**** Supplied records

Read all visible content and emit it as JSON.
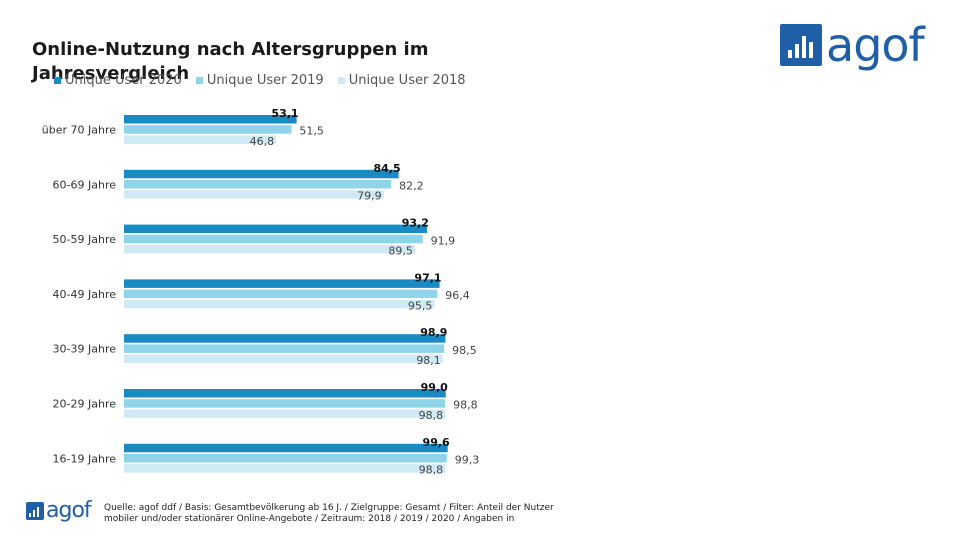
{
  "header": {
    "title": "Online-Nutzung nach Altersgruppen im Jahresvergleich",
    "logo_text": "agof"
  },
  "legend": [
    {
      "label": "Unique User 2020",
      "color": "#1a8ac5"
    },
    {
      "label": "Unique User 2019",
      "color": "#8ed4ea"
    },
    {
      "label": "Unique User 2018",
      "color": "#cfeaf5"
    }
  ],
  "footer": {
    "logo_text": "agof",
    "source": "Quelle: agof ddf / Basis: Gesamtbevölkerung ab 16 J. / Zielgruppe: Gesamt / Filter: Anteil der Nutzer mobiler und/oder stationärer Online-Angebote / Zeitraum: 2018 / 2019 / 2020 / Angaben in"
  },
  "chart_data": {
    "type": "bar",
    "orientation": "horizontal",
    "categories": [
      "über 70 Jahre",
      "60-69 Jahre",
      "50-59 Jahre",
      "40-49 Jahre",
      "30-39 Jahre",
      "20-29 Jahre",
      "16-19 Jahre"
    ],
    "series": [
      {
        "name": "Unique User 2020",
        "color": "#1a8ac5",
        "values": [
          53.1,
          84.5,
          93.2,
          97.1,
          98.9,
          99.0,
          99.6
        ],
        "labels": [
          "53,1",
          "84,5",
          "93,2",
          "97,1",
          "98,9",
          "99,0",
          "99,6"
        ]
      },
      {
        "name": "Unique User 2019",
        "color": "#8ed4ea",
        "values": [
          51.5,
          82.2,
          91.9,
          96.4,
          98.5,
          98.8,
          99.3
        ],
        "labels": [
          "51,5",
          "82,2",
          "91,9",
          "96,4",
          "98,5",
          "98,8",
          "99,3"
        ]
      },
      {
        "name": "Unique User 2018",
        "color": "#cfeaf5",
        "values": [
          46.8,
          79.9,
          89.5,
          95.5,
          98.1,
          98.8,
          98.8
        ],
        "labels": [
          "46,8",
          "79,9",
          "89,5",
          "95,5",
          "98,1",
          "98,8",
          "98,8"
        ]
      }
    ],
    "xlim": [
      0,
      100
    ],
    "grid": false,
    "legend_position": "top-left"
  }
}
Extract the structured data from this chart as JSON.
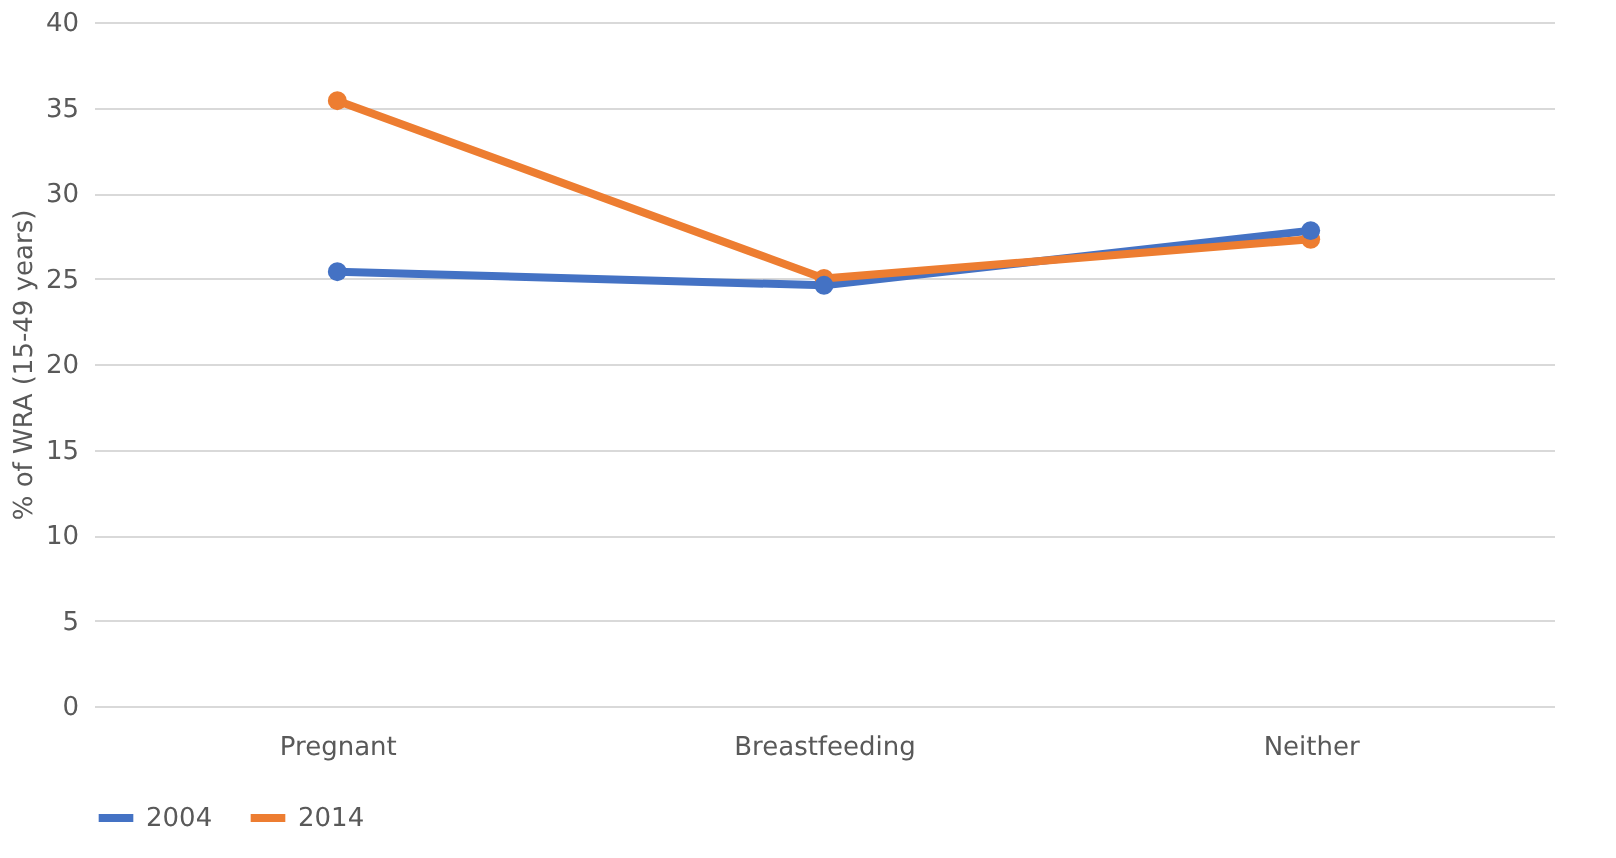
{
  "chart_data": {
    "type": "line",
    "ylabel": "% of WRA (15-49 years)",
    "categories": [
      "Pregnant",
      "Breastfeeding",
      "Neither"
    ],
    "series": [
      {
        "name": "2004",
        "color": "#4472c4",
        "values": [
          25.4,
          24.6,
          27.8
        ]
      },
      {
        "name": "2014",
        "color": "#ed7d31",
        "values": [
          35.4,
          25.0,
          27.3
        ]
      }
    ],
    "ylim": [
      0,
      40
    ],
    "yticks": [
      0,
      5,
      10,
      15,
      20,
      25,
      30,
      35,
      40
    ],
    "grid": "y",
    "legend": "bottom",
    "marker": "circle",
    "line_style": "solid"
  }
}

********
**** Supplied records

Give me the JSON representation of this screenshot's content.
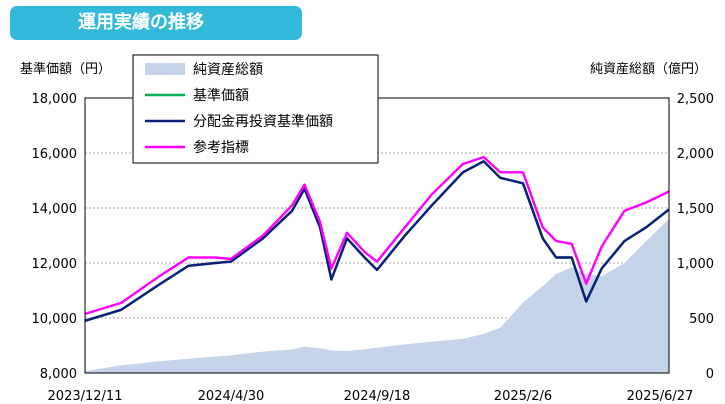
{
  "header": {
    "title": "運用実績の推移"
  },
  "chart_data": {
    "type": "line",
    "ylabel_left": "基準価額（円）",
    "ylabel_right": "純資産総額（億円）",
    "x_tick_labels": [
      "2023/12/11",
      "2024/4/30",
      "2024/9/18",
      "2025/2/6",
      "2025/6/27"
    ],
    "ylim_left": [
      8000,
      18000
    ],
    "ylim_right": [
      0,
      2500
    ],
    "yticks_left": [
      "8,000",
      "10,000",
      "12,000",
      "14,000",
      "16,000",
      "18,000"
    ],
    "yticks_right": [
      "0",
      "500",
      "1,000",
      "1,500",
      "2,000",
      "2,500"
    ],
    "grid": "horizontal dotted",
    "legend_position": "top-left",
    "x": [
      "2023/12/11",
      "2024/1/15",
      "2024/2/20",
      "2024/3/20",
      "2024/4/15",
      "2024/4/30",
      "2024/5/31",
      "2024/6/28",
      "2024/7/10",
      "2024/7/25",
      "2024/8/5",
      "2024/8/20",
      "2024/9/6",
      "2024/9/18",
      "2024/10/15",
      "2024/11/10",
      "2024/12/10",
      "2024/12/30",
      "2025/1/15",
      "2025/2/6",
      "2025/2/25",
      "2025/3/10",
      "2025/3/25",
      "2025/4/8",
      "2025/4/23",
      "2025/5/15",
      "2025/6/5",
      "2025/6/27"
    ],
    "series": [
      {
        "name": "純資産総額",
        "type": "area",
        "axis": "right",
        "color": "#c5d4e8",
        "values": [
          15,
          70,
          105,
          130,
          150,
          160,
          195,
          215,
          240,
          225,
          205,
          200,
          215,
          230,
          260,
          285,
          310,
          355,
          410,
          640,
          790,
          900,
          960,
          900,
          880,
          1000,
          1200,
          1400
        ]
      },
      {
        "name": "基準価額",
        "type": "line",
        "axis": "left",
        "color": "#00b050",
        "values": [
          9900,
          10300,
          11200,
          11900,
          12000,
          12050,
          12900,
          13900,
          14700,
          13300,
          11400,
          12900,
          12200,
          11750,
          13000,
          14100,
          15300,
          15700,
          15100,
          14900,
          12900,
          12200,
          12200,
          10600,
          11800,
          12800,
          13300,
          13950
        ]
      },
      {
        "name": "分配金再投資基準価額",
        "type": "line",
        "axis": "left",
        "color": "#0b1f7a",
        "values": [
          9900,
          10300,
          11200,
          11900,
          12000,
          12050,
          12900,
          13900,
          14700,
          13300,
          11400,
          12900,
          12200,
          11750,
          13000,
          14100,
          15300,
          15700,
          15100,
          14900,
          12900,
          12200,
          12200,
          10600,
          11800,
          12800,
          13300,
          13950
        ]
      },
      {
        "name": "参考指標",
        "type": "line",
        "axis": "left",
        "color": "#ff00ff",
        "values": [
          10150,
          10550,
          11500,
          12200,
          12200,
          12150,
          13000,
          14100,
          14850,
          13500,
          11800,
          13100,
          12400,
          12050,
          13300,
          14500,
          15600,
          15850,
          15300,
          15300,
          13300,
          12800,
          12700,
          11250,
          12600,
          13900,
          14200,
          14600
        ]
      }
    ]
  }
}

********

- _Task requirements_
Tally the lines containing "name". Provide the number without any other words.

- _Task solution_
9